▸ **EXERCISE INSTRUCTIONS**
Everything in the listing should be restated word for word.

▸ **DATASET RECORDS**
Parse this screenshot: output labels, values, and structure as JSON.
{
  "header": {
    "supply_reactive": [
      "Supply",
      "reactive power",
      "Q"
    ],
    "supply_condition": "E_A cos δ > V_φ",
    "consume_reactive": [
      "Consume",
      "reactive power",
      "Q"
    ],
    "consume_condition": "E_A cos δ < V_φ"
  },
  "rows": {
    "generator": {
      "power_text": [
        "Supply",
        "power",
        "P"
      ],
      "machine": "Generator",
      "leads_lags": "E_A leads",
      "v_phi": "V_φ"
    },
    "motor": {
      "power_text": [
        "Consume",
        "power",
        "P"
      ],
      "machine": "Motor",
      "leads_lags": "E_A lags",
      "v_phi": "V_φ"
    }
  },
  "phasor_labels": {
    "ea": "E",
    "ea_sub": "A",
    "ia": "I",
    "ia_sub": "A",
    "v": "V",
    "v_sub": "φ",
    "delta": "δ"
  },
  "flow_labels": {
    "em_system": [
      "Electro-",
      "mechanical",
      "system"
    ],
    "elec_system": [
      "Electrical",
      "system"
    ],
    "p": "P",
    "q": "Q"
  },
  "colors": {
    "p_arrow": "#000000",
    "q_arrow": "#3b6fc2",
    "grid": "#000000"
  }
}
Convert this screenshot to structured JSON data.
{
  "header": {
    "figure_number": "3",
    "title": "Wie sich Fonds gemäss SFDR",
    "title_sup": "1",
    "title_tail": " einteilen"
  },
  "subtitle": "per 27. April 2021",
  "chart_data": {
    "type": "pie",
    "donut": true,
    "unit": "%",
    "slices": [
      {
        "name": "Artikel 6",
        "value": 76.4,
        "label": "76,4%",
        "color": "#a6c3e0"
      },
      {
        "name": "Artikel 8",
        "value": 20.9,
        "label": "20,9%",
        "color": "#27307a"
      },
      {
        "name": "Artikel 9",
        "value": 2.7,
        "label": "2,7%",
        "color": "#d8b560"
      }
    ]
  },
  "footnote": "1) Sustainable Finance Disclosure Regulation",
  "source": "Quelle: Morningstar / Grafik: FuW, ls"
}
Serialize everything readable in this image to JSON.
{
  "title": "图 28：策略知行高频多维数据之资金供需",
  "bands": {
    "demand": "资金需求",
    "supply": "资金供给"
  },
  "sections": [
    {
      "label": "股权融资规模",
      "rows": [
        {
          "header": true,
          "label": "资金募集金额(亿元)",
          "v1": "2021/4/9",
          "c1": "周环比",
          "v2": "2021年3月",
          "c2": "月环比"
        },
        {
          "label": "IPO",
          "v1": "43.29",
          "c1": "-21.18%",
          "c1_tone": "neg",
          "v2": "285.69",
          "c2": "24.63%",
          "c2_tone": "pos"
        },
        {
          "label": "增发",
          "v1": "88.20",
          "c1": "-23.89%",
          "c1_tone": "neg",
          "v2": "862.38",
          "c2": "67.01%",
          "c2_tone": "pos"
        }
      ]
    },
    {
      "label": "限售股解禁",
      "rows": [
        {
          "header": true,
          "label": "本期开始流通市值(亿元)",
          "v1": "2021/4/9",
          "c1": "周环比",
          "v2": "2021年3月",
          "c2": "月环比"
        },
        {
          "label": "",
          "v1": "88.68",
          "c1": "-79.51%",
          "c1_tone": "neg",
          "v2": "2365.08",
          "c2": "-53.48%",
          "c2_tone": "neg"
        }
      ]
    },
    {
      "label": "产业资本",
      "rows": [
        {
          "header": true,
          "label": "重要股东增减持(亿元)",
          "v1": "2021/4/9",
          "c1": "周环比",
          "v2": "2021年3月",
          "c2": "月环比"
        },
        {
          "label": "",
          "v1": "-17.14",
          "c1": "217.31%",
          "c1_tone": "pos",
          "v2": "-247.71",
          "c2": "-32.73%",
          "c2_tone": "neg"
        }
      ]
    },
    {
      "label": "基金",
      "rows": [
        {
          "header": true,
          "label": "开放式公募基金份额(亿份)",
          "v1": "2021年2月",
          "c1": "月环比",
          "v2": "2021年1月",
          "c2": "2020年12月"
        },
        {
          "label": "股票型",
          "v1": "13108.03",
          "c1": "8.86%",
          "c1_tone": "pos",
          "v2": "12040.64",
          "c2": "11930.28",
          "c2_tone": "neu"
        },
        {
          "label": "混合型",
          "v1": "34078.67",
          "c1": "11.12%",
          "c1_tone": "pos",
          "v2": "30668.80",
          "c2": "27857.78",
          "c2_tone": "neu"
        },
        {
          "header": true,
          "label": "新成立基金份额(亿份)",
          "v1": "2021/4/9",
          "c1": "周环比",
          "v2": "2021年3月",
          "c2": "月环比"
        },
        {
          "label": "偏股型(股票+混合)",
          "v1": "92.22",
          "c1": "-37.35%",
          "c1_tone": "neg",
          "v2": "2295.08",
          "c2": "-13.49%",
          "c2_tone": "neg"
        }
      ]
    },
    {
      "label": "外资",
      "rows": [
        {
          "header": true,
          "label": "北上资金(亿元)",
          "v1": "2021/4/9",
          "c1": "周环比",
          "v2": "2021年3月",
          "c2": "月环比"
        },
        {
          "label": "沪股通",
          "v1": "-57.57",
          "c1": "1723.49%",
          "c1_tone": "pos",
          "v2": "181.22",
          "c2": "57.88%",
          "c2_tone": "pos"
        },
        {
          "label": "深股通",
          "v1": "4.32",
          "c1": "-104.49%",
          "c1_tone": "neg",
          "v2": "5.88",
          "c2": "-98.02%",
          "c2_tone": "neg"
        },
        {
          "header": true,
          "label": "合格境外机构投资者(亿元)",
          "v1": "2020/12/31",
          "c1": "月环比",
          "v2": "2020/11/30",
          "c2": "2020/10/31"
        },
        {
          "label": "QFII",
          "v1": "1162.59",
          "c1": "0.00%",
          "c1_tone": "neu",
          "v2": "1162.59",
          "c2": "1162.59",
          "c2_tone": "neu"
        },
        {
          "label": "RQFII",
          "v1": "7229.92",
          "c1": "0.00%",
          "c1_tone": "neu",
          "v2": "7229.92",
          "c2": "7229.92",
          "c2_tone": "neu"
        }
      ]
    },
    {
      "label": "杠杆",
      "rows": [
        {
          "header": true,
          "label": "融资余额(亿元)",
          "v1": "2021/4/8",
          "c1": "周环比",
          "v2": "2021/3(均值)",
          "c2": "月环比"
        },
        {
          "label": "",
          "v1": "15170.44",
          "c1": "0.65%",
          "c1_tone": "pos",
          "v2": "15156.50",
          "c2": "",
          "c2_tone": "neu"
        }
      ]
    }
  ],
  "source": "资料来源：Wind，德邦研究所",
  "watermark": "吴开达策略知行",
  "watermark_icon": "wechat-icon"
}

▸ **COMPLETE RESPONSE**
Parse this screenshot: output labels, values, and structure as JSON.
{
  "header": {
    "supply_reactive": [
      "Supply",
      "reactive power",
      "Q"
    ],
    "supply_condition": "E_A cos δ > V_φ",
    "consume_reactive": [
      "Consume",
      "reactive power",
      "Q"
    ],
    "consume_condition": "E_A cos δ < V_φ"
  },
  "rows": {
    "generator": {
      "power_text": [
        "Supply",
        "power",
        "P"
      ],
      "machine": "Generator",
      "leads_lags": "E_A leads",
      "v_phi": "V_φ"
    },
    "motor": {
      "power_text": [
        "Consume",
        "power",
        "P"
      ],
      "machine": "Motor",
      "leads_lags": "E_A lags",
      "v_phi": "V_φ"
    }
  },
  "phasor_labels": {
    "ea": "E",
    "ea_sub": "A",
    "ia": "I",
    "ia_sub": "A",
    "v": "V",
    "v_sub": "φ",
    "delta": "δ"
  },
  "flow_labels": {
    "em_system": [
      "Electro-",
      "mechanical",
      "system"
    ],
    "elec_system": [
      "Electrical",
      "system"
    ],
    "p": "P",
    "q": "Q"
  },
  "colors": {
    "p_arrow": "#000000",
    "q_arrow": "#3b6fc2",
    "grid": "#000000"
  }
}
Convert this screenshot to structured JSON data.
{
  "header": {
    "figure_number": "3",
    "title": "Wie sich Fonds gemäss SFDR",
    "title_sup": "1",
    "title_tail": " einteilen"
  },
  "subtitle": "per 27. April 2021",
  "chart_data": {
    "type": "pie",
    "donut": true,
    "unit": "%",
    "slices": [
      {
        "name": "Artikel 6",
        "value": 76.4,
        "label": "76,4%",
        "color": "#a6c3e0"
      },
      {
        "name": "Artikel 8",
        "value": 20.9,
        "label": "20,9%",
        "color": "#27307a"
      },
      {
        "name": "Artikel 9",
        "value": 2.7,
        "label": "2,7%",
        "color": "#d8b560"
      }
    ]
  },
  "footnote": "1) Sustainable Finance Disclosure Regulation",
  "source": "Quelle: Morningstar / Grafik: FuW, ls"
}
Serialize everything readable in this image to JSON.
{
  "title": "图 28：策略知行高频多维数据之资金供需",
  "bands": {
    "demand": "资金需求",
    "supply": "资金供给"
  },
  "sections": [
    {
      "label": "股权融资规模",
      "rows": [
        {
          "header": true,
          "label": "资金募集金额(亿元)",
          "v1": "2021/4/9",
          "c1": "周环比",
          "v2": "2021年3月",
          "c2": "月环比"
        },
        {
          "label": "IPO",
          "v1": "43.29",
          "c1": "-21.18%",
          "c1_tone": "neg",
          "v2": "285.69",
          "c2": "24.63%",
          "c2_tone": "pos"
        },
        {
          "label": "增发",
          "v1": "88.20",
          "c1": "-23.89%",
          "c1_tone": "neg",
          "v2": "862.38",
          "c2": "67.01%",
          "c2_tone": "pos"
        }
      ]
    },
    {
      "label": "限售股解禁",
      "rows": [
        {
          "header": true,
          "label": "本期开始流通市值(亿元)",
          "v1": "2021/4/9",
          "c1": "周环比",
          "v2": "2021年3月",
          "c2": "月环比"
        },
        {
          "label": "",
          "v1": "88.68",
          "c1": "-79.51%",
          "c1_tone": "neg",
          "v2": "2365.08",
          "c2": "-53.48%",
          "c2_tone": "neg"
        }
      ]
    },
    {
      "label": "产业资本",
      "rows": [
        {
          "header": true,
          "label": "重要股东增减持(亿元)",
          "v1": "2021/4/9",
          "c1": "周环比",
          "v2": "2021年3月",
          "c2": "月环比"
        },
        {
          "label": "",
          "v1": "-17.14",
          "c1": "217.31%",
          "c1_tone": "pos",
          "v2": "-247.71",
          "c2": "-32.73%",
          "c2_tone": "neg"
        }
      ]
    },
    {
      "label": "基金",
      "rows": [
        {
          "header": true,
          "label": "开放式公募基金份额(亿份)",
          "v1": "2021年2月",
          "c1": "月环比",
          "v2": "2021年1月",
          "c2": "2020年12月"
        },
        {
          "label": "股票型",
          "v1": "13108.03",
          "c1": "8.86%",
          "c1_tone": "pos",
          "v2": "12040.64",
          "c2": "11930.28",
          "c2_tone": "neu"
        },
        {
          "label": "混合型",
          "v1": "34078.67",
          "c1": "11.12%",
          "c1_tone": "pos",
          "v2": "30668.80",
          "c2": "27857.78",
          "c2_tone": "neu"
        },
        {
          "header": true,
          "label": "新成立基金份额(亿份)",
          "v1": "2021/4/9",
          "c1": "周环比",
          "v2": "2021年3月",
          "c2": "月环比"
        },
        {
          "label": "偏股型(股票+混合)",
          "v1": "92.22",
          "c1": "-37.35%",
          "c1_tone": "neg",
          "v2": "2295.08",
          "c2": "-13.49%",
          "c2_tone": "neg"
        }
      ]
    },
    {
      "label": "外资",
      "rows": [
        {
          "header": true,
          "label": "北上资金(亿元)",
          "v1": "2021/4/9",
          "c1": "周环比",
          "v2": "2021年3月",
          "c2": "月环比"
        },
        {
          "label": "沪股通",
          "v1": "-57.57",
          "c1": "1723.49%",
          "c1_tone": "pos",
          "v2": "181.22",
          "c2": "57.88%",
          "c2_tone": "pos"
        },
        {
          "label": "深股通",
          "v1": "4.32",
          "c1": "-104.49%",
          "c1_tone": "neg",
          "v2": "5.88",
          "c2": "-98.02%",
          "c2_tone": "neg"
        },
        {
          "header": true,
          "label": "合格境外机构投资者(亿元)",
          "v1": "2020/12/31",
          "c1": "月环比",
          "v2": "2020/11/30",
          "c2": "2020/10/31"
        },
        {
          "label": "QFII",
          "v1": "1162.59",
          "c1": "0.00%",
          "c1_tone": "neu",
          "v2": "1162.59",
          "c2": "1162.59",
          "c2_tone": "neu"
        },
        {
          "label": "RQFII",
          "v1": "7229.92",
          "c1": "0.00%",
          "c1_tone": "neu",
          "v2": "7229.92",
          "c2": "7229.92",
          "c2_tone": "neu"
        }
      ]
    },
    {
      "label": "杠杆",
      "rows": [
        {
          "header": true,
          "label": "融资余额(亿元)",
          "v1": "2021/4/8",
          "c1": "周环比",
          "v2": "2021/3(均值)",
          "c2": "月环比"
        },
        {
          "label": "",
          "v1": "15170.44",
          "c1": "0.65%",
          "c1_tone": "pos",
          "v2": "15156.50",
          "c2": "",
          "c2_tone": "neu"
        }
      ]
    }
  ],
  "source": "资料来源：Wind，德邦研究所",
  "watermark": "吴开达策略知行",
  "watermark_icon": "wechat-icon"
}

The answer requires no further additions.